特別支援学校生の農業就労を提言 三重県知事ら

特別支援学校と農業の連携強化策について説明する鈴木知事(右)
特別支援学校と農業の連携強化策について説明する鈴木知事(右)

45都道府県が参加している農福連携全国都道府県ネットワーク会長の鈴木英敬・三重県知事は5月11日、文科省を訪問し、戸谷一夫事務次官と面会した。鈴木知事は、農業と福祉が連携して人材育成を図っていくための政策案を取りまとめ、農水、厚労、文科の各省に提言した。特に文科省に対しては、特別支援学校における農業の職業教育の機会充実や、特別支援学校生の農業への就業促進を求めた。

特別支援学校と農業の連携では、北海道や千葉県で、農業科を設置している学校があるのをはじめ、農家での就労体験や栽培実習の実施事例も多くある。その一方で、特別支援学校生の就職先で農林漁業は2%にとどまっている。

提言では、特別支援学校で農業に関する職業教育を充実させ、農作業やマルシェでの販売実習に対して支援するよう求めた。また、教員や保護者の農業に対する理解促進を図る必要もあるとし、障害者が農業で活躍している事例の発信や農業現場での保護者説明会といった地域の取り組みを支援する必要もあるとした。

鈴木知事は「農業はきついというイメージがあるかもしれないが、それは事実と異なる。特別支援学校生の受け皿にも十分なり得る。授業で農業に触れる機会があるのに、出口が直結していないのはもったいない」と強調した。

戸谷事務次官は「特別支援学校高等部の新学習指導要領でも、職業教育の充実がうたわれている。昨年、農水省とも連携し、特別支援学校の生徒が福祉農園に通う場合の交通費などへの助成活用を促した。特別支援に限らず、農業や地域との連携は重要だ」と話した。
# # # # # # #
(課題 A):
記事の中で、鈴木知事が提言をした省をすべて挙げてください。
(課題 B):
記事の「45都道府県が参加している農」から「はもったいない」と強調した。」までを、一字も変えずに引用してください。

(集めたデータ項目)
# # # # # # #
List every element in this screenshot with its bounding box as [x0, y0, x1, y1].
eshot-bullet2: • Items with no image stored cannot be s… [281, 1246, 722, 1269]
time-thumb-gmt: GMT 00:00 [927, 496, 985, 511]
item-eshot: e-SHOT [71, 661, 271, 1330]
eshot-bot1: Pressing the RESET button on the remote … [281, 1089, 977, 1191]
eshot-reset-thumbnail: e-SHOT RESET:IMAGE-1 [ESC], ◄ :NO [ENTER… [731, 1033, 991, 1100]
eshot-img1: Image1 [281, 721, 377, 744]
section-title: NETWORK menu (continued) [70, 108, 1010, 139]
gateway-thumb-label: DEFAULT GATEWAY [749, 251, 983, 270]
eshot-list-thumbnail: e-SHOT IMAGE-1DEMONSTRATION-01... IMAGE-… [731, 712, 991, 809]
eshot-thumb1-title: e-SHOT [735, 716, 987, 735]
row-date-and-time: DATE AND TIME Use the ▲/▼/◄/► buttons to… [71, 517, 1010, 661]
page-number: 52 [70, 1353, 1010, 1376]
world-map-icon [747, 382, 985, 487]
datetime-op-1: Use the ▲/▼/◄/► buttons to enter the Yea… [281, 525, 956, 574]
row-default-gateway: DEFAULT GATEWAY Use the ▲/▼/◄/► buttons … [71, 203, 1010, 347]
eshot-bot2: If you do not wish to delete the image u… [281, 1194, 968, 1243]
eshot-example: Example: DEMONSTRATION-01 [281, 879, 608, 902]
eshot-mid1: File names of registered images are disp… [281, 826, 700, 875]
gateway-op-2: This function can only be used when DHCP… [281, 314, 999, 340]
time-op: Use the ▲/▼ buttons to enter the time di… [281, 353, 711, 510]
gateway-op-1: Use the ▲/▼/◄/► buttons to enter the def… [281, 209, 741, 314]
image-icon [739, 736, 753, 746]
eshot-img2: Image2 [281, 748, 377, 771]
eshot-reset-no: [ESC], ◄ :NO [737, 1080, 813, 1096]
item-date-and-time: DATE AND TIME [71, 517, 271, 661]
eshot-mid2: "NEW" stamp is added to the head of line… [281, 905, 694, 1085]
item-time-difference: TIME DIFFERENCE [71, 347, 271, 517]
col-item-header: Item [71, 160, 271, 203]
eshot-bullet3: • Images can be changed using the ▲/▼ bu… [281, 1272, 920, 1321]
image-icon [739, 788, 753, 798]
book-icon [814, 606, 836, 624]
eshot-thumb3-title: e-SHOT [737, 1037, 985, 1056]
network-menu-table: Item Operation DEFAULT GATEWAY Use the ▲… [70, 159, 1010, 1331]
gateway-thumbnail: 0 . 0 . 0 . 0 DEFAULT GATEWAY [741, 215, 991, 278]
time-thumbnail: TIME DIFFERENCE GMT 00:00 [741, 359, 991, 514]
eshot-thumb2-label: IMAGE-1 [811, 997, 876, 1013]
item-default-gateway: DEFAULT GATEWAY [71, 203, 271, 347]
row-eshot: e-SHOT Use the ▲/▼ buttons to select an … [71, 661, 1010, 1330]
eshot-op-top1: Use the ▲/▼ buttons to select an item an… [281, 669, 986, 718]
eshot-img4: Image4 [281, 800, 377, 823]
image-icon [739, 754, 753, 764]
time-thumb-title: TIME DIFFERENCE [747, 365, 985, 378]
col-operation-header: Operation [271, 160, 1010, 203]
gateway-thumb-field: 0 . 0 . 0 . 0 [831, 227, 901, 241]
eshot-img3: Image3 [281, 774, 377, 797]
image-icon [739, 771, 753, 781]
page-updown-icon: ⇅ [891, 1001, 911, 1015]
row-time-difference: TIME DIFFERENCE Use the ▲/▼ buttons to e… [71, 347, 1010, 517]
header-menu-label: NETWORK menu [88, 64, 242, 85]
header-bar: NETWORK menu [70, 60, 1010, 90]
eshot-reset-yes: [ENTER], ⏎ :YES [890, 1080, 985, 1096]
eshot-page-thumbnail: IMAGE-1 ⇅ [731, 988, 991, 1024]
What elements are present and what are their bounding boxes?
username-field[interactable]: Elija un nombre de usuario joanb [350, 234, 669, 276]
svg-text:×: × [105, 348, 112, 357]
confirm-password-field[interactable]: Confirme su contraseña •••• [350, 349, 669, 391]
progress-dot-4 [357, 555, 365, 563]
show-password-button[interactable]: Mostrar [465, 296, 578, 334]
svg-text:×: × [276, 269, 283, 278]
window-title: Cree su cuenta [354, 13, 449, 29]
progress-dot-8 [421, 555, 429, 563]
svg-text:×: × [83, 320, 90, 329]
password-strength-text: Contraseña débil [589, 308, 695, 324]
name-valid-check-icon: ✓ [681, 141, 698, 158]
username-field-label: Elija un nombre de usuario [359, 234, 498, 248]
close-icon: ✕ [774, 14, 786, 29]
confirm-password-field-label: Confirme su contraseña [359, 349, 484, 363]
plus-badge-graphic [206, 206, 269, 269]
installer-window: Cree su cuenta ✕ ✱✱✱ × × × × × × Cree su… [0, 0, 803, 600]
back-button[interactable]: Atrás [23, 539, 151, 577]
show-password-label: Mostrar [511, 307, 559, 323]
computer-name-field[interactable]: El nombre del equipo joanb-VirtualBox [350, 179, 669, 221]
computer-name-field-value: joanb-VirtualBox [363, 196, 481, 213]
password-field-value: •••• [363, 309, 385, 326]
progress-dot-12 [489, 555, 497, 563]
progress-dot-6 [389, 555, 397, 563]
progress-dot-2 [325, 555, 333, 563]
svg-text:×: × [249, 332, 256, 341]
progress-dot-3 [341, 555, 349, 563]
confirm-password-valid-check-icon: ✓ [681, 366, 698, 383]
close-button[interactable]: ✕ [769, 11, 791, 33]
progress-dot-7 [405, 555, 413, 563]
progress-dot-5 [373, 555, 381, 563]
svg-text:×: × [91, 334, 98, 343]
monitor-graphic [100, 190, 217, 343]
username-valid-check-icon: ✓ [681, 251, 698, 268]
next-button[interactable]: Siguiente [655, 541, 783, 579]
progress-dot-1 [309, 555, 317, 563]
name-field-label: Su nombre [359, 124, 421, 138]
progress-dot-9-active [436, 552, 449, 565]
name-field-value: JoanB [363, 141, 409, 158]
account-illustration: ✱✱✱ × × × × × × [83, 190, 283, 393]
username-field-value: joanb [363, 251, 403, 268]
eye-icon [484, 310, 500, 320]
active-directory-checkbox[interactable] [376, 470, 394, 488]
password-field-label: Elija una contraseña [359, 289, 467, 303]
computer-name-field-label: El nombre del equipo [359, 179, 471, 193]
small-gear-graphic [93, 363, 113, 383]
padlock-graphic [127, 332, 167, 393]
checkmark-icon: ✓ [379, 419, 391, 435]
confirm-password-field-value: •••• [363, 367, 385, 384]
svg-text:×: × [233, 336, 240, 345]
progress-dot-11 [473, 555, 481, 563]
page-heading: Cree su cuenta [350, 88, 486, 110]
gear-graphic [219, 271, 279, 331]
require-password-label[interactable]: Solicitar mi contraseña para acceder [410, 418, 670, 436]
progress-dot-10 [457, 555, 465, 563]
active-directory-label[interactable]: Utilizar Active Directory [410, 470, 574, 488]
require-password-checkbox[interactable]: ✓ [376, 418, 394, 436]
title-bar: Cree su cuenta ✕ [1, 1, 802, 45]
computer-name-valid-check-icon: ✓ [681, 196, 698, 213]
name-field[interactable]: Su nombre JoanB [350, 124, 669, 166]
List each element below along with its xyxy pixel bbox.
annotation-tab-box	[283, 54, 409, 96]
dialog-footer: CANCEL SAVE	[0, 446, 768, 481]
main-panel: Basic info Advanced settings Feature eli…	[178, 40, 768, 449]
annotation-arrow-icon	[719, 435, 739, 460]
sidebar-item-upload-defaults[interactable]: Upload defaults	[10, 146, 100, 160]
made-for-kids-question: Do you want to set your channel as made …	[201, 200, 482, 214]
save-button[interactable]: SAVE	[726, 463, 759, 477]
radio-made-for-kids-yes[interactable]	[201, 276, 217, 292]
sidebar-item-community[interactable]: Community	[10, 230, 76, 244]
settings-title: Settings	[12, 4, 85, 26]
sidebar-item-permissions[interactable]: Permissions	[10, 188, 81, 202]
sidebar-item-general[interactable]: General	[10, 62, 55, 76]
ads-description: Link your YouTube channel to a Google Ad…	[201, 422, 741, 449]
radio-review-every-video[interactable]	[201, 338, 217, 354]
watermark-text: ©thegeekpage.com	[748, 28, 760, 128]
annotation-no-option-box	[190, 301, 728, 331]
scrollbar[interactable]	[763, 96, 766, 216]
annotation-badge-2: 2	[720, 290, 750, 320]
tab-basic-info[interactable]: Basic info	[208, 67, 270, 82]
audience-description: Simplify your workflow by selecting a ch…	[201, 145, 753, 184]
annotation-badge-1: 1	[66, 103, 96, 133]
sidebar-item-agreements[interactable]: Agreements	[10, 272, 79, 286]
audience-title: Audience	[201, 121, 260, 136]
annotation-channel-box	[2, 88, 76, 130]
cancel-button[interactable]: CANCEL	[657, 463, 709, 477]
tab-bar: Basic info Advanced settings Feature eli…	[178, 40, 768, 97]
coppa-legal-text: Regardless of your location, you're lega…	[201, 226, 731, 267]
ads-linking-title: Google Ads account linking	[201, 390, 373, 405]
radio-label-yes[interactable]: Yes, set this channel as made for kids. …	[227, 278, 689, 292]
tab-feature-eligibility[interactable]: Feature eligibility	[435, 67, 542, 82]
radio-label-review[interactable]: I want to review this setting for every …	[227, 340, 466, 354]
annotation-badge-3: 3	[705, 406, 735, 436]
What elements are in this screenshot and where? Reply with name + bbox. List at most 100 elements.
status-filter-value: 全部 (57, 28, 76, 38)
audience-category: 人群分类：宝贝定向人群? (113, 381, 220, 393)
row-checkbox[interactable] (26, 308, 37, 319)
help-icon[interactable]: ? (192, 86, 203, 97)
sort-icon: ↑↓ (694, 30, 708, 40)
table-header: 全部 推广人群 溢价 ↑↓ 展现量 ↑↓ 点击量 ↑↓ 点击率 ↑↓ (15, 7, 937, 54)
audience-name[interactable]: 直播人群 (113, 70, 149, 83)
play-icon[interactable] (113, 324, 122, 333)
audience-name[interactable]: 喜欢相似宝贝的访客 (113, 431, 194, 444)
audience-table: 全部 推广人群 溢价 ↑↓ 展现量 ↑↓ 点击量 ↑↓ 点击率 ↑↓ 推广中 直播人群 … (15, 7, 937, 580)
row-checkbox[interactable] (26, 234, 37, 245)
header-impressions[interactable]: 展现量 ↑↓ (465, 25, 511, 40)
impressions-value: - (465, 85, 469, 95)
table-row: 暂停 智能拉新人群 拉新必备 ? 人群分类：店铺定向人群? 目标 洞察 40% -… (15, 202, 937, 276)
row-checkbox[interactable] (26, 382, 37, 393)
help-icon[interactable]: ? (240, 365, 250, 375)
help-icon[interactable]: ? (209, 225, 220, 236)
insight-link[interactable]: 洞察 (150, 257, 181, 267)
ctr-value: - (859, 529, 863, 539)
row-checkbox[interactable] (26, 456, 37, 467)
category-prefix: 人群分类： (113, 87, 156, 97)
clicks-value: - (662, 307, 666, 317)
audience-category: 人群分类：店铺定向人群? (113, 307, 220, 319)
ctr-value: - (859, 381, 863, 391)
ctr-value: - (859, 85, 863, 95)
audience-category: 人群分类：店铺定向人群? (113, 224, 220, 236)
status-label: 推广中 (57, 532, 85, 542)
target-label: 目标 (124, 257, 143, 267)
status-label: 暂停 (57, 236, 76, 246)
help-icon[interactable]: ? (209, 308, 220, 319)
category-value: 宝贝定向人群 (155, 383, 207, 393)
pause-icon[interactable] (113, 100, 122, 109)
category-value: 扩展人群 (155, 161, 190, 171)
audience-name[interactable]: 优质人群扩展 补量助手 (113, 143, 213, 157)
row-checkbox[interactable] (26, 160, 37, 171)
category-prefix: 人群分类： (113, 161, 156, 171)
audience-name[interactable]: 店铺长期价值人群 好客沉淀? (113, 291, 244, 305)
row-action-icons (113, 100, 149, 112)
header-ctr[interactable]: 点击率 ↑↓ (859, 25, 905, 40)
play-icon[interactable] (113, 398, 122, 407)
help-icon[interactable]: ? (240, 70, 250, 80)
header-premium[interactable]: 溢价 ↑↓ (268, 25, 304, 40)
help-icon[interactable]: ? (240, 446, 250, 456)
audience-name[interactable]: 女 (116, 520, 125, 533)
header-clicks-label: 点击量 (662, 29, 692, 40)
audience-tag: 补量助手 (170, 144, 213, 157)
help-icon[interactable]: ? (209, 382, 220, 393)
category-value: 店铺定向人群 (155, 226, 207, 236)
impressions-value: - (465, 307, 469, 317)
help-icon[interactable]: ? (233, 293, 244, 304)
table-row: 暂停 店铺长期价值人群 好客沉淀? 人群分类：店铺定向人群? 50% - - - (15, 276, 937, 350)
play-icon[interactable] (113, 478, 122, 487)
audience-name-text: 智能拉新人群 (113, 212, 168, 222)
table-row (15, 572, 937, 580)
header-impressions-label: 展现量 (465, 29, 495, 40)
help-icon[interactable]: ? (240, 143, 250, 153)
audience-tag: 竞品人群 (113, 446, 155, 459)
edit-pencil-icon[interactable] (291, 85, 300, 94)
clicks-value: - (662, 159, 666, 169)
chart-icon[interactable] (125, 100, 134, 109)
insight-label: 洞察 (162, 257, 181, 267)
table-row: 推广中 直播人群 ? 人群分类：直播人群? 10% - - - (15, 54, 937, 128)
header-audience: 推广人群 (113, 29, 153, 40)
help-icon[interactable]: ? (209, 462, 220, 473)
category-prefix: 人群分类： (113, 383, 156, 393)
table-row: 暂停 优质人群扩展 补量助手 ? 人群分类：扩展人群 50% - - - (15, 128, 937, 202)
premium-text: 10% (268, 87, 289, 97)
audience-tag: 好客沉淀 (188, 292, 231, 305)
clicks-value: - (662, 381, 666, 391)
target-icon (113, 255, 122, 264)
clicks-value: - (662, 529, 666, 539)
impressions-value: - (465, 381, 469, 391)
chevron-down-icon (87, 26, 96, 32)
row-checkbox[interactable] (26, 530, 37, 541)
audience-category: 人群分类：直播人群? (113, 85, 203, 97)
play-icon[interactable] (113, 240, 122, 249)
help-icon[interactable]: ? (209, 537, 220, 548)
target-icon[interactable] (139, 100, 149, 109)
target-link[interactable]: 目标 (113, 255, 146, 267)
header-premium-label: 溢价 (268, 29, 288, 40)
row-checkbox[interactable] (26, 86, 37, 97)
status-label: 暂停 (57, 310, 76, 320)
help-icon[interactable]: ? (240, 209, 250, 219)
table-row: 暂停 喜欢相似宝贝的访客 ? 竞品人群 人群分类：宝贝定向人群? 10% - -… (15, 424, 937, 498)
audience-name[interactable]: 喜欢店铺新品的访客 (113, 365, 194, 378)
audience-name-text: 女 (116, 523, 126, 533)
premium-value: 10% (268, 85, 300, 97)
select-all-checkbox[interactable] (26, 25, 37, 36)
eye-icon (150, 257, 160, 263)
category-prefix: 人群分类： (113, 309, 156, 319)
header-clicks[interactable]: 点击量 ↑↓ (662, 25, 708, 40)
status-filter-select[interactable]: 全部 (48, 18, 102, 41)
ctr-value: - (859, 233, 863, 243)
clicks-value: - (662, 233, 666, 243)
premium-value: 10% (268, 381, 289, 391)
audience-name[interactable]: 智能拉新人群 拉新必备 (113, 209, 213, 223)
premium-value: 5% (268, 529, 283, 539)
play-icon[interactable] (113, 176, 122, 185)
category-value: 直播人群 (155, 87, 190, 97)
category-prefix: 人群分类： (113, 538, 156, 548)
# # # # # # #
(解答欄 A):
農水省、厚労省、文科省

(解答欄 B):
45都道府県が参加している農福連携全国都道府県ネットワーク会長の鈴木英敬・三重県知事は5月11日、文科省を訪問し、戸谷一夫事務次官と面会した。鈴木知事は、農業と福祉が連携して人材育成を図っていくための政策案を取りまとめ、農水、厚労、文科の各省に提言した。特に文科省に対しては、特別支援学校における農業の職業教育の機会充実や、特別支援学校生の農業への就業促進を求めた。

特別支援学校と農業の連携では、北海道や千葉県で、農業科を設置している学校があるのをはじめ、農家での就労体験や栽培実習の実施事例も多くある。その一方で、特別支援学校生の就職先で農林漁業は2%にとどまっている。

提言では、特別支援学校で農業に関する職業教育を充実させ、農作業やマルシェでの販売実習に対して支援するよう求めた。また、教員や保護者の農業に対する理解促進を図る必要もあるとし、障害者が農業で活躍している事例の発信や農業現場での保護者説明会といった地域の取り組みを支援する必要もあるとした。

鈴木知事は「農業はきついというイメージがあるかもしれないが、それは事実と異なる。特別支援学校生の受け皿にも十分なり得る。授業で農業に触れる機会があるのに、出口が直結していないのはもったいない」と強調した。